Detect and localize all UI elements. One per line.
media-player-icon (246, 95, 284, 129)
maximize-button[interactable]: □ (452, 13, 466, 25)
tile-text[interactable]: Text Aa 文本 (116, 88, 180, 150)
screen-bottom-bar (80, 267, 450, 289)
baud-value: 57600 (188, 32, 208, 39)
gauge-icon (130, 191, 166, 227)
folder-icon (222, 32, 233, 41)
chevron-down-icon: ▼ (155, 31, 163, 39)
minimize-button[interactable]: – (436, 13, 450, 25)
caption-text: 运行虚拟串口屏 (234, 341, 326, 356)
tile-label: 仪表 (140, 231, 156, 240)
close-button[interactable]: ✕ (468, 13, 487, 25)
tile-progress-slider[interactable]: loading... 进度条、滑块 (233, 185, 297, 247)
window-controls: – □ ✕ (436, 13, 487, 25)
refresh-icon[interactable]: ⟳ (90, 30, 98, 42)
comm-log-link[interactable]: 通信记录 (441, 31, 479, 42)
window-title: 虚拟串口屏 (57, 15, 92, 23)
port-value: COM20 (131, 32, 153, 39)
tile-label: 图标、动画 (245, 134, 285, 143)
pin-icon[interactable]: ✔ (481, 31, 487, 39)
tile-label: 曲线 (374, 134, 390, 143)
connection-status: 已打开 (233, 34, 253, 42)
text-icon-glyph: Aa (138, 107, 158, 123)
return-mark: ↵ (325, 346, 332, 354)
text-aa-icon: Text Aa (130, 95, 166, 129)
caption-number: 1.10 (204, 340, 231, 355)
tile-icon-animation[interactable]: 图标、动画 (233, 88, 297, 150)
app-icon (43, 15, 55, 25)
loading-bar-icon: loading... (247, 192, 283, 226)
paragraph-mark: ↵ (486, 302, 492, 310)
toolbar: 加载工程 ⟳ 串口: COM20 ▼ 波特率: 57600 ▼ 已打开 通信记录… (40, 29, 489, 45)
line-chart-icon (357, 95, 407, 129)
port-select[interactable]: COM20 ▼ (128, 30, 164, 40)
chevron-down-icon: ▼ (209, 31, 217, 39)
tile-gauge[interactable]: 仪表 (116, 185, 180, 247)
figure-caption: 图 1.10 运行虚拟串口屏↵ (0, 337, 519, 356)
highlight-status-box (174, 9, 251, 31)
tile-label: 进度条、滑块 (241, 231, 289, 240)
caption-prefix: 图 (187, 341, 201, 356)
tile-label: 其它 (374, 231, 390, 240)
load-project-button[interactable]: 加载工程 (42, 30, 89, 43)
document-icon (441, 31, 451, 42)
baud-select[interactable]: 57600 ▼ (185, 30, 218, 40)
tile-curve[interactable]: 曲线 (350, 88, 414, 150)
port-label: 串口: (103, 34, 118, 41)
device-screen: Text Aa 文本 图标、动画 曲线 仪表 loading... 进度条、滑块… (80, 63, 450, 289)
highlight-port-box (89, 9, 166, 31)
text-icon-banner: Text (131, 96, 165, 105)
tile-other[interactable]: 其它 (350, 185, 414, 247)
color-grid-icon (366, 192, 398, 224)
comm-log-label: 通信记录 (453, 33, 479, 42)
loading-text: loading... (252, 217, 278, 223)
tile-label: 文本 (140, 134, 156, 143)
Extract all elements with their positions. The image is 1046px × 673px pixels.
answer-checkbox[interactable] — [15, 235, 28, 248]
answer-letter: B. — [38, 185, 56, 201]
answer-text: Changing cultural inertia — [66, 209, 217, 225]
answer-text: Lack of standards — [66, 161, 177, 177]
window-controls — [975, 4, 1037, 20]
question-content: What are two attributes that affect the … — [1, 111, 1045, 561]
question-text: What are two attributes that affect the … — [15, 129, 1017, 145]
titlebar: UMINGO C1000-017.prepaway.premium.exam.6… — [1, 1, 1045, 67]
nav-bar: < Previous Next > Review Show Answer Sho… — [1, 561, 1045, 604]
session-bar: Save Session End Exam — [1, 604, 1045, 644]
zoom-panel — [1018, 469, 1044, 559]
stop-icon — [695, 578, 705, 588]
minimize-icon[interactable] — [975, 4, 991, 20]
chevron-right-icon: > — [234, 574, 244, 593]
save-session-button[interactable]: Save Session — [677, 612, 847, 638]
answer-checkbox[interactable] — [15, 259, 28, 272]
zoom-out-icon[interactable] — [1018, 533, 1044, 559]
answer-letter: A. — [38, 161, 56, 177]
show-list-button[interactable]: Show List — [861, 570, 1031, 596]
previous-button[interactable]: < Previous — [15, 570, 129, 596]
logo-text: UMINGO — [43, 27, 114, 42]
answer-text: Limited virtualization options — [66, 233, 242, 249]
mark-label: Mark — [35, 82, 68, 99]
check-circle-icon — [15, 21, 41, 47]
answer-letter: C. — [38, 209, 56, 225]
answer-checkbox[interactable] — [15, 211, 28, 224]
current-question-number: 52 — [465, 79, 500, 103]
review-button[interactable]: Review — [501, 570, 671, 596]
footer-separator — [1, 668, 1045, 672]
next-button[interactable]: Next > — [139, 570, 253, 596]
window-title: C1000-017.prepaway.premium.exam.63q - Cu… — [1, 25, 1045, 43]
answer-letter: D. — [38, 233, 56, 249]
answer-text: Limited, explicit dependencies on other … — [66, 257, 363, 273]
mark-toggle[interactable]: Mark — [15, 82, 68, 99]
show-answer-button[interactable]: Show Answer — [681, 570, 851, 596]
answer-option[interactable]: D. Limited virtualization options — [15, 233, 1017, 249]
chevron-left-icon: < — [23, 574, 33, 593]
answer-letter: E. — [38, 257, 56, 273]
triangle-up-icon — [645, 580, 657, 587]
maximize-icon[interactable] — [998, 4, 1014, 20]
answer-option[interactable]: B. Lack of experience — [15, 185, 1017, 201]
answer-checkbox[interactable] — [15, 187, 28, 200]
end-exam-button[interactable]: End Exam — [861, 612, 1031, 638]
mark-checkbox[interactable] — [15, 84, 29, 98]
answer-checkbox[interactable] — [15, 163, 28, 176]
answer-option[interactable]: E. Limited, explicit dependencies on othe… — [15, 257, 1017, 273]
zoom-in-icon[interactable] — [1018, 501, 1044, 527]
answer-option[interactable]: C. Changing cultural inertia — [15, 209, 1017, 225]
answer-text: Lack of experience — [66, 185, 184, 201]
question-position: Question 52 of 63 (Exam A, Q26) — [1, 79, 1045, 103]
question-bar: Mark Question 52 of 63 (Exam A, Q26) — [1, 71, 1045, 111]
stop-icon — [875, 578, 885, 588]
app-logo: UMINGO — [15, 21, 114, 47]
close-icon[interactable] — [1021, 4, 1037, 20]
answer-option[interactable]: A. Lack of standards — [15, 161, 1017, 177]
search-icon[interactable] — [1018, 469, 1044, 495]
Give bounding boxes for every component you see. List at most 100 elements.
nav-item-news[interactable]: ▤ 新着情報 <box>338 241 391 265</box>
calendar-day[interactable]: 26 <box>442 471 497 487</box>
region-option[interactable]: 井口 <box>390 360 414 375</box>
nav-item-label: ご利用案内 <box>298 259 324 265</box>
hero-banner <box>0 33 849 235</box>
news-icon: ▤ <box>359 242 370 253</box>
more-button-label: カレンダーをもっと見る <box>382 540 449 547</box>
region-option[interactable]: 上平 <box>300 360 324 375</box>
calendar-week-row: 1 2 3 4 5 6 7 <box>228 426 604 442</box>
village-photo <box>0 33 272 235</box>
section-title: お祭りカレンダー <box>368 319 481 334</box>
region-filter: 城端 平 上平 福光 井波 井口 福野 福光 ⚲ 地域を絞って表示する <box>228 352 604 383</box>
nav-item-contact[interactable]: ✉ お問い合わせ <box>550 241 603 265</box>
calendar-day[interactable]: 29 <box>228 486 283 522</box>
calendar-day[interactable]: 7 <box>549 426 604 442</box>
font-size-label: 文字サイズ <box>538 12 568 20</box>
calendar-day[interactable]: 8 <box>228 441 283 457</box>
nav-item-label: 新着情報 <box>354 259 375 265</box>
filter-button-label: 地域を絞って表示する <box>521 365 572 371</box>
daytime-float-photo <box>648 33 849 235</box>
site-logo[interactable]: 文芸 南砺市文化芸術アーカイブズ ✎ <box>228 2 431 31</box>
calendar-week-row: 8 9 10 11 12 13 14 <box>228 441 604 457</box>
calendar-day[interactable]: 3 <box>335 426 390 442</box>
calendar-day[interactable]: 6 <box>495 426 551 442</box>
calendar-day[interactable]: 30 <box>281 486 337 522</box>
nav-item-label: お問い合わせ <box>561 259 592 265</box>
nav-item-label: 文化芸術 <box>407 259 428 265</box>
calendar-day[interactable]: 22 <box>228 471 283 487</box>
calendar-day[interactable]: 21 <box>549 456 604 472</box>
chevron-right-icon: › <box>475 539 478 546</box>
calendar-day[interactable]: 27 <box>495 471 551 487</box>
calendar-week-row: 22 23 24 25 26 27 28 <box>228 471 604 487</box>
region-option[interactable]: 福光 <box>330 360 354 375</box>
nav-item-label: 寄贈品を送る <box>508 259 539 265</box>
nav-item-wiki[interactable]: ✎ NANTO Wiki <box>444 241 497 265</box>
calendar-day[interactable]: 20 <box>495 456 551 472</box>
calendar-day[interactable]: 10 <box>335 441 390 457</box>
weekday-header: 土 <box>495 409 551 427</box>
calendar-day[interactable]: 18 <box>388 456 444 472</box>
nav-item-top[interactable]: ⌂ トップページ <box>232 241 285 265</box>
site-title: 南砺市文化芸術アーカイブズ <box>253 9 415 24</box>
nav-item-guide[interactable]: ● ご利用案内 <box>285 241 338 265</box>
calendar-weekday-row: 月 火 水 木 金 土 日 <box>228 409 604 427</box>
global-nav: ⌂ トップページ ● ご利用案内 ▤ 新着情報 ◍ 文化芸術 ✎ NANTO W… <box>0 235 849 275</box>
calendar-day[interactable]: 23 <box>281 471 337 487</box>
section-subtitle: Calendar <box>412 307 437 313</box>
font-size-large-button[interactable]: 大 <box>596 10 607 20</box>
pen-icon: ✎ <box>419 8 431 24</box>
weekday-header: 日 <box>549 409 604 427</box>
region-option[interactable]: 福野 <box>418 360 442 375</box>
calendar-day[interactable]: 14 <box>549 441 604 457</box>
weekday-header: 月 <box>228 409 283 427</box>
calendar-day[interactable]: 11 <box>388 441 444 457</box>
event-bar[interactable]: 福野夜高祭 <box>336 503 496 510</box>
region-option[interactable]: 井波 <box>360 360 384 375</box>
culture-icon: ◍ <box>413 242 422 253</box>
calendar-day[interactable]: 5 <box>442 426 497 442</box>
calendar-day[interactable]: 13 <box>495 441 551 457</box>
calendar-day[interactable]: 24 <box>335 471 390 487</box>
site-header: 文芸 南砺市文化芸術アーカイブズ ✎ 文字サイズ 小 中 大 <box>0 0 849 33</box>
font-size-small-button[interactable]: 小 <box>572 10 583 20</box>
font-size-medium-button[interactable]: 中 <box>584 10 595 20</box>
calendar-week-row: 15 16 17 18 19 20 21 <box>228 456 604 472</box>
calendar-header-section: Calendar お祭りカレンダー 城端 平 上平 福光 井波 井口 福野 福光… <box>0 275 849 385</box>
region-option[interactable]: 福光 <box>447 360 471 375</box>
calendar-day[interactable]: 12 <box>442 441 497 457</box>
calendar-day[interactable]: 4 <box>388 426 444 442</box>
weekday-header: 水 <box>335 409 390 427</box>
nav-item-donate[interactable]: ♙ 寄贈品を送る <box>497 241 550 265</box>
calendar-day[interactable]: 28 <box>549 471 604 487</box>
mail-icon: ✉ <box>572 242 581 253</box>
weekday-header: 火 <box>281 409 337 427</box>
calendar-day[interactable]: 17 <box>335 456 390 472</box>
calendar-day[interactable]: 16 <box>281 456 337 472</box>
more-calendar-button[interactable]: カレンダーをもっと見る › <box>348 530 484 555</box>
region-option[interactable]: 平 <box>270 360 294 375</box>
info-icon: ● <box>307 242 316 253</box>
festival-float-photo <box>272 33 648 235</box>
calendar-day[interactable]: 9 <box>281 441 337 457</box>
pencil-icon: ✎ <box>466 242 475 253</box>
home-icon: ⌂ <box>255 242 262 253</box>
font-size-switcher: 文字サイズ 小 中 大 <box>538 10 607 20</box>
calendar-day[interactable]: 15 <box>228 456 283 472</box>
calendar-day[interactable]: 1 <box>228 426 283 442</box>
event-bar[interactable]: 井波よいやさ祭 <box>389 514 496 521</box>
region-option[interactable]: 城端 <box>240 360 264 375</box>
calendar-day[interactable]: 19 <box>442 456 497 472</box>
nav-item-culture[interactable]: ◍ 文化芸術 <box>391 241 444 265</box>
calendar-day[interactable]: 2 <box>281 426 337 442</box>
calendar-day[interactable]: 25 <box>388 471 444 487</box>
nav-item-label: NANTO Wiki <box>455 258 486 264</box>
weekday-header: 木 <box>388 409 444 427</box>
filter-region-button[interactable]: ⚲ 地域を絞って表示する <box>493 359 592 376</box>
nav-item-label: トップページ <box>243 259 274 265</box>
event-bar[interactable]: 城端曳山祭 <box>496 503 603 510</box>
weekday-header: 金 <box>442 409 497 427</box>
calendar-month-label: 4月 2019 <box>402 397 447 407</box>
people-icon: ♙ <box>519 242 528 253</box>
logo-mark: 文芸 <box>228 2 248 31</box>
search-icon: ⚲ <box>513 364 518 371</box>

▶ **Aim of the task**:
Extract the entries from the first line through the line containing "tile-label: 图标、动画 (245, 134, 285, 143)", both ends included, and reproduce them without any change.

▶ **Expected output**:
Detect and localize all UI elements. One per line.
media-player-icon (246, 95, 284, 129)
maximize-button[interactable]: □ (452, 13, 466, 25)
tile-text[interactable]: Text Aa 文本 (116, 88, 180, 150)
screen-bottom-bar (80, 267, 450, 289)
baud-value: 57600 (188, 32, 208, 39)
gauge-icon (130, 191, 166, 227)
folder-icon (222, 32, 233, 41)
chevron-down-icon: ▼ (155, 31, 163, 39)
minimize-button[interactable]: – (436, 13, 450, 25)
caption-text: 运行虚拟串口屏 (234, 341, 326, 356)
tile-label: 仪表 (140, 231, 156, 240)
close-button[interactable]: ✕ (468, 13, 487, 25)
tile-progress-slider[interactable]: loading... 进度条、滑块 (233, 185, 297, 247)
window-controls: – □ ✕ (436, 13, 487, 25)
refresh-icon[interactable]: ⟳ (90, 30, 98, 42)
comm-log-link[interactable]: 通信记录 (441, 31, 479, 42)
window-title: 虚拟串口屏 (57, 15, 92, 23)
port-value: COM20 (131, 32, 153, 39)
tile-label: 图标、动画 (245, 134, 285, 143)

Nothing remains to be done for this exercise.